> ABOUT THIS EXERCISE
Translate this sentence from the Tommy Roper article below into Spanish: "He earned four international caps for the England national speedway team."

> EXCERPT TO READ
^^^^^^^^

Tommy Roper
- Born: 6 July 1940 (age 86) Bradford, England
- Nationality: British (English)

Career history
- 1960, 1962: Bradford Panthers
- 1961: Middlesbrough Bears
- 1962–1965: Sheffield Tigers
- 1965: Long Eaton Archers
- 1965–1966, 1972: Halifax Dukes
- 1967–1971: Belle Vue Aces
- 1971: Oxford Cheetahs
- 1974: Hull Vikings

Team honours
- 1966, 1970: British League Champion
- 1966: British League Knockout Cup Winner
- 1966: Northern Cup Winner
- 1963, 1964: Provincial Northern League Champion

= Tommy Roper =

British speedway rider

Thomas Roper (born 6 July 1940) is a former motorcycle speedway rider from England. He earned four international caps for the England national speedway team.

== Speedway career ==
Roper rode in the top tier of British Speedway from 1965 to 1974, riding for various clubs.

Roper switched from Middlesbrough Bears to Sheffield Tigers in 1962 and would spend four seasons with the South Yorkshire club.

Roper left Sheffield to join Halifax Dukes in 1965 and was an integral part of the Halifax Dukes team that won the double during the 1966 British League season, scoring a season average of 7.54. In 1967, he moved to Belle Vue Aces and was a member of the 1970 title winning team.

^^^^^^^^

> SUPPLIED DATA
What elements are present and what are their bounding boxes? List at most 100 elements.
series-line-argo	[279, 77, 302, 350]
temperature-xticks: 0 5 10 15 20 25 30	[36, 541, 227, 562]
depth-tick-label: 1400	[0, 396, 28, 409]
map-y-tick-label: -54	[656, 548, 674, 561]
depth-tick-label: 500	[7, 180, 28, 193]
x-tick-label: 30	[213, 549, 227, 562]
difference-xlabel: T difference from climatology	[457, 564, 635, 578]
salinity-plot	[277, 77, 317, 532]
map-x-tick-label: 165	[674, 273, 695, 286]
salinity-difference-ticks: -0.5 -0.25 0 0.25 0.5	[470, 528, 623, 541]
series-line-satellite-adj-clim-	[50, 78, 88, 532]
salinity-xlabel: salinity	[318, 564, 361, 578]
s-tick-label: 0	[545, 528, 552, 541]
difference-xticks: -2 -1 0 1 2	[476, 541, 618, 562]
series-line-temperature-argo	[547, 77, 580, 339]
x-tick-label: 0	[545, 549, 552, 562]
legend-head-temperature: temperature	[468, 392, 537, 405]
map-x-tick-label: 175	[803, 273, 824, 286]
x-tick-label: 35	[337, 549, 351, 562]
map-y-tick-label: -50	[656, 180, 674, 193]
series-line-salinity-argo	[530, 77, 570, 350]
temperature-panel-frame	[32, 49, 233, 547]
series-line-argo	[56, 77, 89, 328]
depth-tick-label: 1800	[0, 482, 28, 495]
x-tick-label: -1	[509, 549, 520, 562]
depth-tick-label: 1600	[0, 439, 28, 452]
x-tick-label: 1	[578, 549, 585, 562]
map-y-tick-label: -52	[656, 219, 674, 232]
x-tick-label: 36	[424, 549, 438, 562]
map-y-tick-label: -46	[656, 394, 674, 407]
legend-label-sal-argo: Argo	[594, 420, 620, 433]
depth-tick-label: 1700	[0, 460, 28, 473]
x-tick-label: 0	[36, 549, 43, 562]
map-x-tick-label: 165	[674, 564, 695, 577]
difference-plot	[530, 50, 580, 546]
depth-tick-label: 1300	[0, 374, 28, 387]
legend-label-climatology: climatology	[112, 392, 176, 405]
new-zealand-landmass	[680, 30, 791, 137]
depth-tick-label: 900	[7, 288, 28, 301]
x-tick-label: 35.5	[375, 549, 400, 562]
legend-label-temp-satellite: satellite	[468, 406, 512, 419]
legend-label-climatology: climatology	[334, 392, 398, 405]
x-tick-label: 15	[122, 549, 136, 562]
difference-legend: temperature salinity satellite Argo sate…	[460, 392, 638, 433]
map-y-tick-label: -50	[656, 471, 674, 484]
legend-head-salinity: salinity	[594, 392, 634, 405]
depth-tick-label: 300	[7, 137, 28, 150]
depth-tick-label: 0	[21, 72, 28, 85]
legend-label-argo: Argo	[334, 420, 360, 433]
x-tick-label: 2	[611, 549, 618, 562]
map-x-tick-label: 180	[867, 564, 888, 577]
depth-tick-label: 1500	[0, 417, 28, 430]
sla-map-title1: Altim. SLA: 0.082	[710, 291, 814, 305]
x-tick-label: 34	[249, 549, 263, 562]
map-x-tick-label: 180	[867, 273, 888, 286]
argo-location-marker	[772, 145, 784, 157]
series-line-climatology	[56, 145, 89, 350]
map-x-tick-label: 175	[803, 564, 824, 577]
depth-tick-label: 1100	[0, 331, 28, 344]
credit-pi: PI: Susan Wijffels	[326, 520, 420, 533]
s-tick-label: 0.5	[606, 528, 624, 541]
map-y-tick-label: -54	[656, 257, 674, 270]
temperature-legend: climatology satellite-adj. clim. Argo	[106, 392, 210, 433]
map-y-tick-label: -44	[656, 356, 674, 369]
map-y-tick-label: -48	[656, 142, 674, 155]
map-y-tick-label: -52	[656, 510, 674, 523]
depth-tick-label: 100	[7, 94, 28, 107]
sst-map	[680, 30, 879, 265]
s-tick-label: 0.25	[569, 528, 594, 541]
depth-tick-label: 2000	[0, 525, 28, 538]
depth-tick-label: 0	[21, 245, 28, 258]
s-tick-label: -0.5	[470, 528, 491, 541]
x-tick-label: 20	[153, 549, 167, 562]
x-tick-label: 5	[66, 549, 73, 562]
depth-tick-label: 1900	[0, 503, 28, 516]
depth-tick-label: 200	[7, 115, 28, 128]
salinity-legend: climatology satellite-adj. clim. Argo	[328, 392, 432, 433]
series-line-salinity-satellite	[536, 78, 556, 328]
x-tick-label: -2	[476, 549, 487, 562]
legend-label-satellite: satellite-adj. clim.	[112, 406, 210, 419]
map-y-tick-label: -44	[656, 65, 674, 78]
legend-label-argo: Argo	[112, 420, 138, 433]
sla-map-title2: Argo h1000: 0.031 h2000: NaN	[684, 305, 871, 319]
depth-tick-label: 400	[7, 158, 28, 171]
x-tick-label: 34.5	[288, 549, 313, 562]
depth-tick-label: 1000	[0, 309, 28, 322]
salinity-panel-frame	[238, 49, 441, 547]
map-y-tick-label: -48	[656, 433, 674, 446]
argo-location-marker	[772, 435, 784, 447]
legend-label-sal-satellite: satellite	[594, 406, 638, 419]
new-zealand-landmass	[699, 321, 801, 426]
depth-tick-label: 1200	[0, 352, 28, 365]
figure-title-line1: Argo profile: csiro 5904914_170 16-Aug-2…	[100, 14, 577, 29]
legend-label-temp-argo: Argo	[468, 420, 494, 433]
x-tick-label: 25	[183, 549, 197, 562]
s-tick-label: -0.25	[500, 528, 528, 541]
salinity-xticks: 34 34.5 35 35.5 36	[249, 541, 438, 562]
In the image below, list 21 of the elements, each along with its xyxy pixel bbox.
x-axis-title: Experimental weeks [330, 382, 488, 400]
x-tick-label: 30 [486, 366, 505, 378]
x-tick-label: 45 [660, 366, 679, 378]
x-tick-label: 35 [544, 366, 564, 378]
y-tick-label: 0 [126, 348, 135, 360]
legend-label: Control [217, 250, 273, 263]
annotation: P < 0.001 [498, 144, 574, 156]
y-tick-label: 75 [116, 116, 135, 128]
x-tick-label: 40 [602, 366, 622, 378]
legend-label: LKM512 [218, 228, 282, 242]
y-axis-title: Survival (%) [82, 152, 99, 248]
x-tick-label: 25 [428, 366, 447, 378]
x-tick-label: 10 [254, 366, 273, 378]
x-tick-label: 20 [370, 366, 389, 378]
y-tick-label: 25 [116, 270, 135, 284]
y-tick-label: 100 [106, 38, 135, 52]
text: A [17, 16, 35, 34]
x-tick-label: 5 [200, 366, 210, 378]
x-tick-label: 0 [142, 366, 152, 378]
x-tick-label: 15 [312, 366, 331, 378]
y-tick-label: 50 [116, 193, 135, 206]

^^^^^^^^

> EXERCISE ANSWER
Consiguió cuatro internacionalidades con la selección nacional de speedway de Inglaterra.